Exercise description: Find the lines containing "style" and say how many there are, with no other words.

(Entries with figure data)
>> Start

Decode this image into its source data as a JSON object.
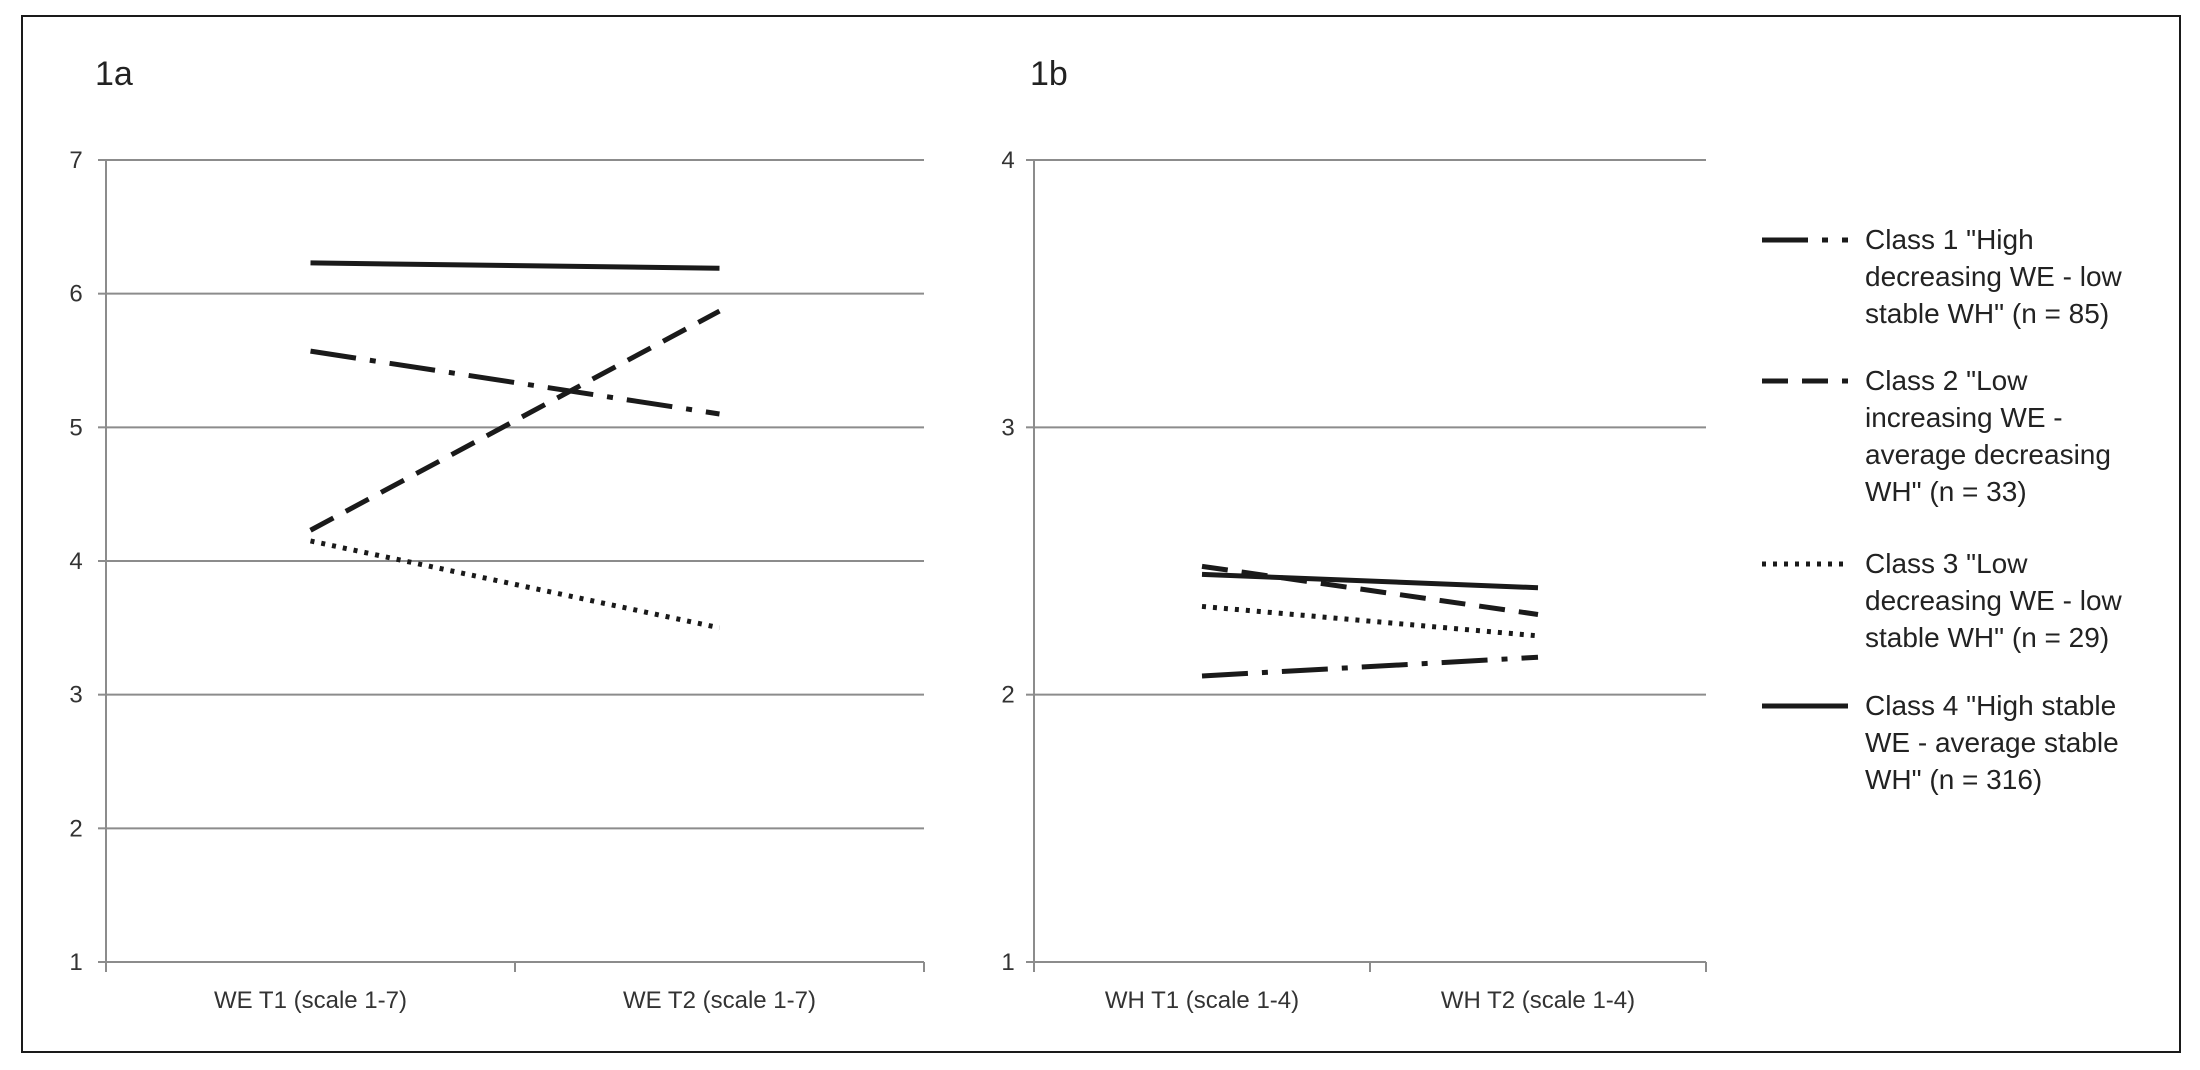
{
  "chart_data": [
    {
      "type": "line",
      "panel_label": "1a",
      "categories": [
        "WE T1 (scale 1-7)",
        "WE T2 (scale 1-7)"
      ],
      "yticks": [
        "1",
        "2",
        "3",
        "4",
        "5",
        "6",
        "7"
      ],
      "ylim": [
        1,
        7
      ],
      "grid": true,
      "series": [
        {
          "name": "Class 1 \"High decreasing WE - low stable WH\" (n = 85)",
          "values": [
            5.57,
            5.1
          ]
        },
        {
          "name": "Class 2 \"Low increasing WE - average decreasing WH\" (n = 33)",
          "values": [
            4.23,
            5.87
          ]
        },
        {
          "name": "Class 3 \"Low decreasing WE - low stable WH\" (n = 29)",
          "values": [
            4.15,
            3.5
          ]
        },
        {
          "name": "Class 4 \"High stable WE - average stable WH\" (n = 316)",
          "values": [
            6.23,
            6.19
          ]
        }
      ]
    },
    {
      "type": "line",
      "panel_label": "1b",
      "categories": [
        "WH T1 (scale 1-4)",
        "WH T2 (scale 1-4)"
      ],
      "yticks": [
        "1",
        "2",
        "3",
        "4"
      ],
      "ylim": [
        1,
        4
      ],
      "grid": true,
      "series": [
        {
          "name": "Class 1 \"High decreasing WE - low stable WH\" (n = 85)",
          "values": [
            2.07,
            2.14
          ]
        },
        {
          "name": "Class 2 \"Low increasing WE - average decreasing WH\" (n = 33)",
          "values": [
            2.48,
            2.3
          ]
        },
        {
          "name": "Class 3 \"Low decreasing WE - low stable WH\" (n = 29)",
          "values": [
            2.33,
            2.22
          ]
        },
        {
          "name": "Class 4 \"High stable WE - average stable WH\" (n = 316)",
          "values": [
            2.45,
            2.4
          ]
        }
      ]
    }
  ],
  "legend": {
    "position": "right",
    "items": [
      {
        "style": "dash-dot",
        "lines": [
          "Class 1 \"High",
          "decreasing WE - low",
          "stable WH\" (n = 85)"
        ]
      },
      {
        "style": "dashed",
        "lines": [
          "Class 2 \"Low",
          "increasing WE -",
          "average decreasing",
          "WH\" (n = 33)"
        ]
      },
      {
        "style": "dotted",
        "lines": [
          "Class 3 \"Low",
          "decreasing WE - low",
          "stable WH\" (n = 29)"
        ]
      },
      {
        "style": "solid",
        "lines": [
          "Class 4 \"High stable",
          "WE - average stable",
          "WH\" (n = 316)"
        ]
      }
    ]
  }
}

>> End

Result of the task: 4